Count lines, not occurrences: report how many lines in the records hold the string "Effect", and nothing else.

+===+

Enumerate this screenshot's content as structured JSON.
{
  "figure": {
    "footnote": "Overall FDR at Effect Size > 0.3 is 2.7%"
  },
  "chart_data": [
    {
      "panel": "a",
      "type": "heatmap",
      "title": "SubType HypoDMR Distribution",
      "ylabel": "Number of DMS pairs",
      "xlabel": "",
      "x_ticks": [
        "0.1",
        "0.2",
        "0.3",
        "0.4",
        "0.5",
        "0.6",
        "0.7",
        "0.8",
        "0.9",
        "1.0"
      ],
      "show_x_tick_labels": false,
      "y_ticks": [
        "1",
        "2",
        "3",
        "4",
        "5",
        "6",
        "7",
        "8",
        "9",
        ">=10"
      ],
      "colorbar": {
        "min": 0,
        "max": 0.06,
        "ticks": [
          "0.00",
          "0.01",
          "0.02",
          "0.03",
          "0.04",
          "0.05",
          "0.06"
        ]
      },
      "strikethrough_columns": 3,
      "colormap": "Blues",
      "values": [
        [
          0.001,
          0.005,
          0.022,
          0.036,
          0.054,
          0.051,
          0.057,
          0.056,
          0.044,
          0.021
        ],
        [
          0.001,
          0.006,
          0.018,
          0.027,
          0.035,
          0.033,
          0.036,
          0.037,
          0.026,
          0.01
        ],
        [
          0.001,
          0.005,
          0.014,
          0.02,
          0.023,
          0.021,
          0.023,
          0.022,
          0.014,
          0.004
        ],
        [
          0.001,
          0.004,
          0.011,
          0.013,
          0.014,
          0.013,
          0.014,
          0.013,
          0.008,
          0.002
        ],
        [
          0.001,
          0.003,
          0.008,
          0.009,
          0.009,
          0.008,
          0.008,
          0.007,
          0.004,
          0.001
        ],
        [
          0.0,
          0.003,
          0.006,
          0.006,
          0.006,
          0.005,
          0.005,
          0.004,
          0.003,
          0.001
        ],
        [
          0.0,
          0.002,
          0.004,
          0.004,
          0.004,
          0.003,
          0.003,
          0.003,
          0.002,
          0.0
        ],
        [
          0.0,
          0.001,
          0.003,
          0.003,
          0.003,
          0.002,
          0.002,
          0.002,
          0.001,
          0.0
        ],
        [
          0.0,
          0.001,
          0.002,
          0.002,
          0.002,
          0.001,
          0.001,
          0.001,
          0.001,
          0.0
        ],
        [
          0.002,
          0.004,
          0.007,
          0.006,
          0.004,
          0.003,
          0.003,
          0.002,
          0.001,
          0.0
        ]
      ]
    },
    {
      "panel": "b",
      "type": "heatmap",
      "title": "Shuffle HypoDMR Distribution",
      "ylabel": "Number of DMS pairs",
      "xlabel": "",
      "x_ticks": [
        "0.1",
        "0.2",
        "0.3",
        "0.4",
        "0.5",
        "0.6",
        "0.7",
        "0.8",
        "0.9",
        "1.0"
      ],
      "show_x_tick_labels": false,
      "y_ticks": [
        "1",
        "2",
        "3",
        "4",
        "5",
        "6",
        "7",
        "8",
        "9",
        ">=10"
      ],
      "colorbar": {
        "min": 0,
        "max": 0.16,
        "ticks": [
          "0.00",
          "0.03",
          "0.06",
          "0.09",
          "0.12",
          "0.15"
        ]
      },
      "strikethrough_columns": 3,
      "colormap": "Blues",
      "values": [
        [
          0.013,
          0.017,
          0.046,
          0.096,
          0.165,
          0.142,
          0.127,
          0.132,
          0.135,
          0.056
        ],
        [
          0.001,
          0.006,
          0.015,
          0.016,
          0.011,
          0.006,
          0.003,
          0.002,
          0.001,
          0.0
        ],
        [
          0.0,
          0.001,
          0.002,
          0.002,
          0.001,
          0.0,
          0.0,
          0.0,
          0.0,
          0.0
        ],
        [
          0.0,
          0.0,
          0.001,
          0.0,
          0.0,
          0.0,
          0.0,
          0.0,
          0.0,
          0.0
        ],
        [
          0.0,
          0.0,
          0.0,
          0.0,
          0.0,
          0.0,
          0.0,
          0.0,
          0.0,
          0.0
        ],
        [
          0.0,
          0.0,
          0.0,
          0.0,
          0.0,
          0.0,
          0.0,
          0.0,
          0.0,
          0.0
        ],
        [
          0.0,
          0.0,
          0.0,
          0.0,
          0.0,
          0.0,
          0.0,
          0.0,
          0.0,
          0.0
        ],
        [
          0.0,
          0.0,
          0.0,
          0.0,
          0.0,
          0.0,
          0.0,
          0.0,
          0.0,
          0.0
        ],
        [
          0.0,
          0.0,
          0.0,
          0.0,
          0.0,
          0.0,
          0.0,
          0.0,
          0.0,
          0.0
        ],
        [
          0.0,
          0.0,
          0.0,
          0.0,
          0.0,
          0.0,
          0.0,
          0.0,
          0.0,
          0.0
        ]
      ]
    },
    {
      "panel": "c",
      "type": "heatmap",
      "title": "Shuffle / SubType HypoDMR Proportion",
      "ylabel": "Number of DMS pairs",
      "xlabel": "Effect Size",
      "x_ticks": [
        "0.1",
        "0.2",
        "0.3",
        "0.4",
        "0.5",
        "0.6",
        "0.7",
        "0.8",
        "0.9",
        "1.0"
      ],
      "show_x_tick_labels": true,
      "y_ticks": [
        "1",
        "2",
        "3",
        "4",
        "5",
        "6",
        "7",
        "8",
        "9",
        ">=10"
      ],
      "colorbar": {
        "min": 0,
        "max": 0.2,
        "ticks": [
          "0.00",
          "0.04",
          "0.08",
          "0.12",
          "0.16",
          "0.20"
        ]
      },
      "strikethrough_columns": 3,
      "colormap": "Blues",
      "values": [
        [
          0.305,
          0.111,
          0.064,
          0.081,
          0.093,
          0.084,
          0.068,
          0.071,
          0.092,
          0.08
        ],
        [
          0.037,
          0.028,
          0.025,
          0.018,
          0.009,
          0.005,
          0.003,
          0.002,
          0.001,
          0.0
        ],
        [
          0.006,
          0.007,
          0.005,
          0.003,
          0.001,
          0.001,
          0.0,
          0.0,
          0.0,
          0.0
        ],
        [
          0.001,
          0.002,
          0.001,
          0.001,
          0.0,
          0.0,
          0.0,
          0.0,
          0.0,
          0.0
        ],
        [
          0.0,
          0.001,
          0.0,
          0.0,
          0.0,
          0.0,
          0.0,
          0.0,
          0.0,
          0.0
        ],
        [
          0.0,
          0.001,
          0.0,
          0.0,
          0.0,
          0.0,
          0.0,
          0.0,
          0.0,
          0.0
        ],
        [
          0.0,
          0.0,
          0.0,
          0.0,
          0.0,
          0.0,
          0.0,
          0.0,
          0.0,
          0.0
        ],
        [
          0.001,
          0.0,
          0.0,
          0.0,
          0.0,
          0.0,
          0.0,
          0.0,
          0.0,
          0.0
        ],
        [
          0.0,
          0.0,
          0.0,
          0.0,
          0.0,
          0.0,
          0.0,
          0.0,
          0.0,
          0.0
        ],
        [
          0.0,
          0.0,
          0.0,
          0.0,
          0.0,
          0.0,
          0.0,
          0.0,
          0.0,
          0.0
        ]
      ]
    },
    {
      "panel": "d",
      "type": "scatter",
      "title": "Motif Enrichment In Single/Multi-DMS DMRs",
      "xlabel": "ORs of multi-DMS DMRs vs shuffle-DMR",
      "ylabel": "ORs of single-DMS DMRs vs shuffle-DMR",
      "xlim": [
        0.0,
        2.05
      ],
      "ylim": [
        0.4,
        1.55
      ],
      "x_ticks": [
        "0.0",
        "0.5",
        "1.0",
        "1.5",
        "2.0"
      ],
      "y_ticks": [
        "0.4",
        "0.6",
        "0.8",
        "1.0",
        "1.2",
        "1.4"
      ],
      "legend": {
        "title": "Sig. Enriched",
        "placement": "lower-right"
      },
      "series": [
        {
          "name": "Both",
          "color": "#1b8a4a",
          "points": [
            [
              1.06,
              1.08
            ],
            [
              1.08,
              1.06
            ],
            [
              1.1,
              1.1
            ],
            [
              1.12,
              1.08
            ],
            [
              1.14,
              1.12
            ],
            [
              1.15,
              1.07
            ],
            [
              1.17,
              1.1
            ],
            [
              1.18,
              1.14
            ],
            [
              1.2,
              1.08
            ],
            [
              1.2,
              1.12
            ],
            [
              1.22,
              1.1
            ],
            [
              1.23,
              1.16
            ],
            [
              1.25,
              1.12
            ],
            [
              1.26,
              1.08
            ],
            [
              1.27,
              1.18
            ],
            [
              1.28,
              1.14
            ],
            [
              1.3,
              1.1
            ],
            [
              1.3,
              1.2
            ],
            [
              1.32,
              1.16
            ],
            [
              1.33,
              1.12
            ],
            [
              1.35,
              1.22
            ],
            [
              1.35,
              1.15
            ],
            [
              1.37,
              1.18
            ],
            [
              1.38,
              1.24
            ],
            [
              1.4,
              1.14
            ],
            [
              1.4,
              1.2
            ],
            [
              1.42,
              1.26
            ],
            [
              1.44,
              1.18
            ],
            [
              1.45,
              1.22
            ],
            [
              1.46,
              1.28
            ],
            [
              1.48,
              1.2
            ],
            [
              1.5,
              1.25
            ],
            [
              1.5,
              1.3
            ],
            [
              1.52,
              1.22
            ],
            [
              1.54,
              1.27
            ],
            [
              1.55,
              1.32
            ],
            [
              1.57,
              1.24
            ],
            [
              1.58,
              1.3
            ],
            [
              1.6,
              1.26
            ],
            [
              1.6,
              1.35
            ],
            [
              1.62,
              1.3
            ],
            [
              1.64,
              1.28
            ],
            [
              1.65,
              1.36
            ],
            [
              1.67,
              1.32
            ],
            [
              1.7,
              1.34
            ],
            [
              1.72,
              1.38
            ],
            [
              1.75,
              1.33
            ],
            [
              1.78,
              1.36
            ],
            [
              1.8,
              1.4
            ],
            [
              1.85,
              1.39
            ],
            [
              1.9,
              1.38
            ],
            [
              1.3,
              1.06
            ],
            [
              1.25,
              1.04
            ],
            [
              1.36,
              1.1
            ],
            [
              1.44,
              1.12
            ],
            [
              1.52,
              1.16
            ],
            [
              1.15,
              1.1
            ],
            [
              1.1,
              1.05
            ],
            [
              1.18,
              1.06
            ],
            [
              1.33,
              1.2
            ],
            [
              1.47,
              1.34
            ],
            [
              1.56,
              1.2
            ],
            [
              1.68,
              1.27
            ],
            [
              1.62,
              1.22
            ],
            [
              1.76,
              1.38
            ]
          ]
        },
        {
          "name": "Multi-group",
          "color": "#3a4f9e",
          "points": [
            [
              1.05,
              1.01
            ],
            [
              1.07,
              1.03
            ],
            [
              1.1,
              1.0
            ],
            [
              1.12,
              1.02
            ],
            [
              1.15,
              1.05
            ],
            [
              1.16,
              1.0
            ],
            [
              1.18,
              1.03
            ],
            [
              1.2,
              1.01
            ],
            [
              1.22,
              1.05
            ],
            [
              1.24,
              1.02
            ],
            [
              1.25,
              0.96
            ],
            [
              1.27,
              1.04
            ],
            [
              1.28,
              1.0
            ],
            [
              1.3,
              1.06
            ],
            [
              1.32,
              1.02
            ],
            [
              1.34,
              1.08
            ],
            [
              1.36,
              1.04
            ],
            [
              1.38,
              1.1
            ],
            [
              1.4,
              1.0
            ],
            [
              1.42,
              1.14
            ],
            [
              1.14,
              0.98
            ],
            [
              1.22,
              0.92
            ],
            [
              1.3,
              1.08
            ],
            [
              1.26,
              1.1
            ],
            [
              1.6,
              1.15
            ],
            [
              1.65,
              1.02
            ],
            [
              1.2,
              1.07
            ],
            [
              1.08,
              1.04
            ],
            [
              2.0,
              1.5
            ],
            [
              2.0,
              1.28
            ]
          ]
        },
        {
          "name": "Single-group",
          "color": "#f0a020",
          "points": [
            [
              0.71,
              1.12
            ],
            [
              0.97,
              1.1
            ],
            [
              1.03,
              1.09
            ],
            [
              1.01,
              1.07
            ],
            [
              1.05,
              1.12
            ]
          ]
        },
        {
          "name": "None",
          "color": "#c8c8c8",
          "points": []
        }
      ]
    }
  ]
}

+===+

▶ Final result
2